**INPUT FOR THIS TASK**
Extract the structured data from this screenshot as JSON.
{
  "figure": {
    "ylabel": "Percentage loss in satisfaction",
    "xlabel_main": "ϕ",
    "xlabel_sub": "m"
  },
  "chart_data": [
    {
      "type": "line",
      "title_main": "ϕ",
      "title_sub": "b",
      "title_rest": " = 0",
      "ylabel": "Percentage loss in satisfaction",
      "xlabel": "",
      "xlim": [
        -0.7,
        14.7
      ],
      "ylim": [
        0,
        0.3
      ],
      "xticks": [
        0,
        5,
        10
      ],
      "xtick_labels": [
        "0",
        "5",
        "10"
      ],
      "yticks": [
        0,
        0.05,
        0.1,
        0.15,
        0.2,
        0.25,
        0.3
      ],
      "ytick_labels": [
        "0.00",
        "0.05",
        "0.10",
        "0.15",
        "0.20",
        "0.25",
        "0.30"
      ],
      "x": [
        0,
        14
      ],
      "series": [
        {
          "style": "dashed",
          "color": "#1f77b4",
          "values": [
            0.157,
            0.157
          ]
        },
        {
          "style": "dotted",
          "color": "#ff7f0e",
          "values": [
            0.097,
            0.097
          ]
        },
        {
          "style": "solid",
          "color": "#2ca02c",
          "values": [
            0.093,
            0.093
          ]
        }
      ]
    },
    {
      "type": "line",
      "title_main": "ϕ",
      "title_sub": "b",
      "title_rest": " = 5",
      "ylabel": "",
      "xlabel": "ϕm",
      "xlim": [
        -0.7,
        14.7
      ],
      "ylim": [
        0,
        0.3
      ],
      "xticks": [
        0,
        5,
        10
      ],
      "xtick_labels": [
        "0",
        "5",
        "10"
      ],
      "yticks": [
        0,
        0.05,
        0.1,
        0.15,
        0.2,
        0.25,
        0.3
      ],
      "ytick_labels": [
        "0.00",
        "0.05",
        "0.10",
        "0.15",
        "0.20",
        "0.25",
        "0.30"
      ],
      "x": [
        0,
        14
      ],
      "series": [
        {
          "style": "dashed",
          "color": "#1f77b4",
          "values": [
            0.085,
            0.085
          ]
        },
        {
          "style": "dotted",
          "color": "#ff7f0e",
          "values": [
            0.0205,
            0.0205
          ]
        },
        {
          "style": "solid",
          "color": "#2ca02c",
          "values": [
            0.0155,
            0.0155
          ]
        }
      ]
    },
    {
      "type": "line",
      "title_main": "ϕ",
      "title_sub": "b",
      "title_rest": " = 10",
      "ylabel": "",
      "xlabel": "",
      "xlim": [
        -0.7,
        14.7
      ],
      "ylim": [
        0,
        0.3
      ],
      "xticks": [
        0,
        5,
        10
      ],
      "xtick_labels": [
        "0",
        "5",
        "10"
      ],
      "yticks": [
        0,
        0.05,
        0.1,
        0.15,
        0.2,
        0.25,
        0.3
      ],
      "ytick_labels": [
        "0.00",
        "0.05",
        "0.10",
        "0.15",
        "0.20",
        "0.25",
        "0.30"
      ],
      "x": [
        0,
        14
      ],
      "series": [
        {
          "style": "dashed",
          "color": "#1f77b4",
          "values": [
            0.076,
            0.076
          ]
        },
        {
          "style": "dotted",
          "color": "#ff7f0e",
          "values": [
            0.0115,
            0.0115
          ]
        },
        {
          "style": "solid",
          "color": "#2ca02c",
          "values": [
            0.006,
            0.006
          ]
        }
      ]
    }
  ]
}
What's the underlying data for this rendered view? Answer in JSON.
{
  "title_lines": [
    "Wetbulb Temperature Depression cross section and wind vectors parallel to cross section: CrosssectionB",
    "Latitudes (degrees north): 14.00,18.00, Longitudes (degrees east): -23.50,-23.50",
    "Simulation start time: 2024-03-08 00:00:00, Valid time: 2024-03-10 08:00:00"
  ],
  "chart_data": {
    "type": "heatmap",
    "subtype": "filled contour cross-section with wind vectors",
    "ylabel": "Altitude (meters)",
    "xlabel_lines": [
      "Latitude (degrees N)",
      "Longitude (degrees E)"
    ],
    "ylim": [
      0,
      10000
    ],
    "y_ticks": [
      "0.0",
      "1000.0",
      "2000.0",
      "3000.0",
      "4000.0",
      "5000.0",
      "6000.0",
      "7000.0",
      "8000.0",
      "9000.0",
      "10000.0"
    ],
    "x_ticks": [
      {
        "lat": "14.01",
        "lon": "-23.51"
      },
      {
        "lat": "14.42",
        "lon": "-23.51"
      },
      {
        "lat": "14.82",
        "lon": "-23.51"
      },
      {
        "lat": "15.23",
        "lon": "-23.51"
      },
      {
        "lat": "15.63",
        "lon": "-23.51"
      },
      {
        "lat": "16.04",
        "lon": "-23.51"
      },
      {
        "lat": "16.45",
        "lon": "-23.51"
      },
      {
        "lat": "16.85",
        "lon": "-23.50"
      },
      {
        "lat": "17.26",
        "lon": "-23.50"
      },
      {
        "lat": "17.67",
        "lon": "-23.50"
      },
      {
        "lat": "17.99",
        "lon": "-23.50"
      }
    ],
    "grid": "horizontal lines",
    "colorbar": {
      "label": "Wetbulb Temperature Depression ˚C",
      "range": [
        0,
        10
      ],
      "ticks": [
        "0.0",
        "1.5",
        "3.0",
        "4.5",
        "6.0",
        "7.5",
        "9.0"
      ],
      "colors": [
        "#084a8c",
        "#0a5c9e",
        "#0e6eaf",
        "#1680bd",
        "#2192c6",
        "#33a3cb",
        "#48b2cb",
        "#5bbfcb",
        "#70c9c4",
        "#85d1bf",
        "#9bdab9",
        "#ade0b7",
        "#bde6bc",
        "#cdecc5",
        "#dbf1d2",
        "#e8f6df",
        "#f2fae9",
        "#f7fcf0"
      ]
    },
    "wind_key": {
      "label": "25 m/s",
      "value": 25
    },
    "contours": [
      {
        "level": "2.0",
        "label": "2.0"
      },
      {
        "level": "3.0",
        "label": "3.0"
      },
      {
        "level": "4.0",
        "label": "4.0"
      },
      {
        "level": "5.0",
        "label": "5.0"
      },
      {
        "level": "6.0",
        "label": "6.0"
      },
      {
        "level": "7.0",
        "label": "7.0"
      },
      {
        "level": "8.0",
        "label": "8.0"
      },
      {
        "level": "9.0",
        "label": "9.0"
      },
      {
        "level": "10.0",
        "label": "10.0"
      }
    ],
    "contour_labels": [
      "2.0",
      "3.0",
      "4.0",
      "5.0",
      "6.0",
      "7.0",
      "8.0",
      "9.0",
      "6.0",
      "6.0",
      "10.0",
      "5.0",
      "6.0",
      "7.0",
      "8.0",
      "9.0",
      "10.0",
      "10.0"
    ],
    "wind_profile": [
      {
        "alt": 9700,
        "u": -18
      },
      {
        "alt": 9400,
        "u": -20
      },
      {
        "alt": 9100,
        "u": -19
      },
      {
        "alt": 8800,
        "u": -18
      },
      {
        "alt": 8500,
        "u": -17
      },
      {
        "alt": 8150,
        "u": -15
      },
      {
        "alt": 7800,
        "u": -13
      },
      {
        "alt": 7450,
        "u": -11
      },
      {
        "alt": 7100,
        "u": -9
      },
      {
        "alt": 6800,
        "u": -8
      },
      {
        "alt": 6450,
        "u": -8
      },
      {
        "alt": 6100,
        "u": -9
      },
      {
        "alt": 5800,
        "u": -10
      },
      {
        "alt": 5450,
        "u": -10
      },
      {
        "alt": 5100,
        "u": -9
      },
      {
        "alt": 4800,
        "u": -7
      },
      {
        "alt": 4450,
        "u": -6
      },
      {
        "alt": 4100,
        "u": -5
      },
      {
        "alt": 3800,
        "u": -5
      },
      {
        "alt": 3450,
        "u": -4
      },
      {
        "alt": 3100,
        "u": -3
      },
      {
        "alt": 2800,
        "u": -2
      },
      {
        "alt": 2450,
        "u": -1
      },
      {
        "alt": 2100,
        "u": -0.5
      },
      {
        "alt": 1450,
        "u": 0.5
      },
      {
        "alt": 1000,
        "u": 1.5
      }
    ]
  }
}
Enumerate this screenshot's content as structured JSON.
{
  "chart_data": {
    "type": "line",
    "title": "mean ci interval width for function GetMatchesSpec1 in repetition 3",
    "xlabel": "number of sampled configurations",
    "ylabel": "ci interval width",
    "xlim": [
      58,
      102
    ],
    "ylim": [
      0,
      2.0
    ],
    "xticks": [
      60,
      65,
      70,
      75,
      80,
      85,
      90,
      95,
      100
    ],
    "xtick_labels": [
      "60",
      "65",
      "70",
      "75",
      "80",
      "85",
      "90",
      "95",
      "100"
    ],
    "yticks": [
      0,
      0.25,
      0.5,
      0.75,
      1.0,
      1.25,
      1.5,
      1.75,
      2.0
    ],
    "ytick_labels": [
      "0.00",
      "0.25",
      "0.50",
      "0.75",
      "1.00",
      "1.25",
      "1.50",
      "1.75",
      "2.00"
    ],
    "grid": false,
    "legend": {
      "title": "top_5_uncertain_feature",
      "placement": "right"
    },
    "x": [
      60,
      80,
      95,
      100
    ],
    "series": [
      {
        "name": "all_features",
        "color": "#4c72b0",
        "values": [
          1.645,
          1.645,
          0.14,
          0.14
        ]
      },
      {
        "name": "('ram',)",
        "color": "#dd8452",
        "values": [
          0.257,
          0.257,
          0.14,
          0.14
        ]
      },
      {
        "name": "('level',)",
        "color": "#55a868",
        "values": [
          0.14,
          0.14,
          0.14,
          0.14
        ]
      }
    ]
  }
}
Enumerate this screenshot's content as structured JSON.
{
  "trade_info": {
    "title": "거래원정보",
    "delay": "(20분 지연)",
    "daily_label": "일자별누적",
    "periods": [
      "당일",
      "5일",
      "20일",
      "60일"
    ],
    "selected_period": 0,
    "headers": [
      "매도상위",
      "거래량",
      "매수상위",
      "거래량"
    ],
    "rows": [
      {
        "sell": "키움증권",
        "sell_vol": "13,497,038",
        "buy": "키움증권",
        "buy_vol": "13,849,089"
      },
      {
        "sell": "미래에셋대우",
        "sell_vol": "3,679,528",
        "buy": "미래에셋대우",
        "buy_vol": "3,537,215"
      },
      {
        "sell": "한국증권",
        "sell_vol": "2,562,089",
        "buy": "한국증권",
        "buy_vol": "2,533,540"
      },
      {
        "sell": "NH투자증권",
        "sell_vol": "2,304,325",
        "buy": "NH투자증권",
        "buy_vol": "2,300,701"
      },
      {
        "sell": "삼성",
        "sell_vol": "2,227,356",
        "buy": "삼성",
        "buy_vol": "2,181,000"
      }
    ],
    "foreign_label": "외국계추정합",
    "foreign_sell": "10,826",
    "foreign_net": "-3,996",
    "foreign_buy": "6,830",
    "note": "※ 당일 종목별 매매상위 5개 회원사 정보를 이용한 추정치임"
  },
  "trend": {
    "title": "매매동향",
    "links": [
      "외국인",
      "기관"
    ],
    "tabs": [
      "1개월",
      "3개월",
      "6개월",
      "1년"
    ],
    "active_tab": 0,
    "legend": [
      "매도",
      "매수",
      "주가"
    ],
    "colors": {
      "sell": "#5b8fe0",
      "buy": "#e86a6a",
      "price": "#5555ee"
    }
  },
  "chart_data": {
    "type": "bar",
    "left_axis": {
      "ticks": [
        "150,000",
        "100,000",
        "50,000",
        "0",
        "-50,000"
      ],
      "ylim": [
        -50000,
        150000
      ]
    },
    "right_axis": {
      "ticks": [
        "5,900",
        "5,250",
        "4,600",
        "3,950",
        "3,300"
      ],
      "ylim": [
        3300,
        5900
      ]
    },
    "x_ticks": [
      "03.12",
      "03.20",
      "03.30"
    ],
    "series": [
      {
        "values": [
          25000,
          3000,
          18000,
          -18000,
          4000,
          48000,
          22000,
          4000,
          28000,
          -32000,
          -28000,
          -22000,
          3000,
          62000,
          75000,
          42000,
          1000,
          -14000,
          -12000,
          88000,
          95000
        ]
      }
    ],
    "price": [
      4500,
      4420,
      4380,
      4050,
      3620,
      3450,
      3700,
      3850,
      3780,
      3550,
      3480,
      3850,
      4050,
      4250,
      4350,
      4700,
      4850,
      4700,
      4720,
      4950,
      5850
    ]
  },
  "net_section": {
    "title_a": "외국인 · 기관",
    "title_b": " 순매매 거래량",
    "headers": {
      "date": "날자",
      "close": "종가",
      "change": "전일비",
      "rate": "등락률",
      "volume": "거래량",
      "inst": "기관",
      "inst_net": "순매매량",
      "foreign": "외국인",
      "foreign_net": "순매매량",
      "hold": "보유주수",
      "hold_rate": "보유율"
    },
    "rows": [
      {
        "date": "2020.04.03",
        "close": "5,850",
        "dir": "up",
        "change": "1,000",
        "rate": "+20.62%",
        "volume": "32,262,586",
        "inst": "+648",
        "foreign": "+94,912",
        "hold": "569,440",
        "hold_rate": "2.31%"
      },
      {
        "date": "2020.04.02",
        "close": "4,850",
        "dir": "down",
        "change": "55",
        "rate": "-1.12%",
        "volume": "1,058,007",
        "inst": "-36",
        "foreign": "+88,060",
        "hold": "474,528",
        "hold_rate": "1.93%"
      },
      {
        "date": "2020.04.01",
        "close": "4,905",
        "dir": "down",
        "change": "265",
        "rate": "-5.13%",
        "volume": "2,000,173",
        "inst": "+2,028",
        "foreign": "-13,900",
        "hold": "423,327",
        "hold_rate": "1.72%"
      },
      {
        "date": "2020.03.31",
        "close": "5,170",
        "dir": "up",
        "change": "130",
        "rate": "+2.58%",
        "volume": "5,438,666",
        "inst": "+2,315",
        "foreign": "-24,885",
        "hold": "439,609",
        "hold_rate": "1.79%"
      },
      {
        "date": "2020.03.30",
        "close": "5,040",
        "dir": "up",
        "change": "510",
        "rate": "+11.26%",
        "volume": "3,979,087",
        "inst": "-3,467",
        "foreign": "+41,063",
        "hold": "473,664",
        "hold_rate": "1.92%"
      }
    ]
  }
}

**BRIEF**
Say how many lines of the data hold the string "volume". Reply with the number alone.

**RIGHT ANSWER**
6